Record extracts:
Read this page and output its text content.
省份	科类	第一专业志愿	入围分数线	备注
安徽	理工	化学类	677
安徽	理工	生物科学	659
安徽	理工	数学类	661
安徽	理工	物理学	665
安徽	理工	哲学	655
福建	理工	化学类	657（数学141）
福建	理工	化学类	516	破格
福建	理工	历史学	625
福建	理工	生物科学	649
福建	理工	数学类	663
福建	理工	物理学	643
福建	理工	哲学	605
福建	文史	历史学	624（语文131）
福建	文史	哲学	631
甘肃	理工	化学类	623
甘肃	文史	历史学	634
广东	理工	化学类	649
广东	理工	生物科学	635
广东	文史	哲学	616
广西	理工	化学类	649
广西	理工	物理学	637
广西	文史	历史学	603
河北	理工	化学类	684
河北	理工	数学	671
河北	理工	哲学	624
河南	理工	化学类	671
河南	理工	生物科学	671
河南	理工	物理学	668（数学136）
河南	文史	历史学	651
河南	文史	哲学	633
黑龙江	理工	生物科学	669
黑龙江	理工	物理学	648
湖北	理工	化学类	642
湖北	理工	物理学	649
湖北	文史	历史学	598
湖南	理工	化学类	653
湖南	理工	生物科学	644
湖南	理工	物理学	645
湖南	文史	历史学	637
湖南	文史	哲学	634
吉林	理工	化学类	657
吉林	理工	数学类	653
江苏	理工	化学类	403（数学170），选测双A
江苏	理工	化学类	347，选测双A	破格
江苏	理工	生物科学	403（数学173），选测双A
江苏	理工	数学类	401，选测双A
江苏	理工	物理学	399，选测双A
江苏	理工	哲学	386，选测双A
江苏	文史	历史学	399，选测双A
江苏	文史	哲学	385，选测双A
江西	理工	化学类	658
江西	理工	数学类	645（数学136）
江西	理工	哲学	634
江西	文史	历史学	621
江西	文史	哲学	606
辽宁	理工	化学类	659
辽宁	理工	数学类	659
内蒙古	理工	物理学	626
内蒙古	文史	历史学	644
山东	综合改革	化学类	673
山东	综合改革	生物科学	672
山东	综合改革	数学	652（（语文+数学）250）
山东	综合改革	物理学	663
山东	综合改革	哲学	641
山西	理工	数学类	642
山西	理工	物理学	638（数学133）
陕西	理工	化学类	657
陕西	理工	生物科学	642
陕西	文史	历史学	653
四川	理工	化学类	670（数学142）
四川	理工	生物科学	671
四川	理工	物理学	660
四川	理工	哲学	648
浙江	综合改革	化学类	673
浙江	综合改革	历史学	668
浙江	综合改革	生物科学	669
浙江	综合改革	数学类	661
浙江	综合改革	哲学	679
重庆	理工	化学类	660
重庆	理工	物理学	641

Given instruction: Say how many lines above contain the string "生物科学". Answer with the number only.

Solution: 11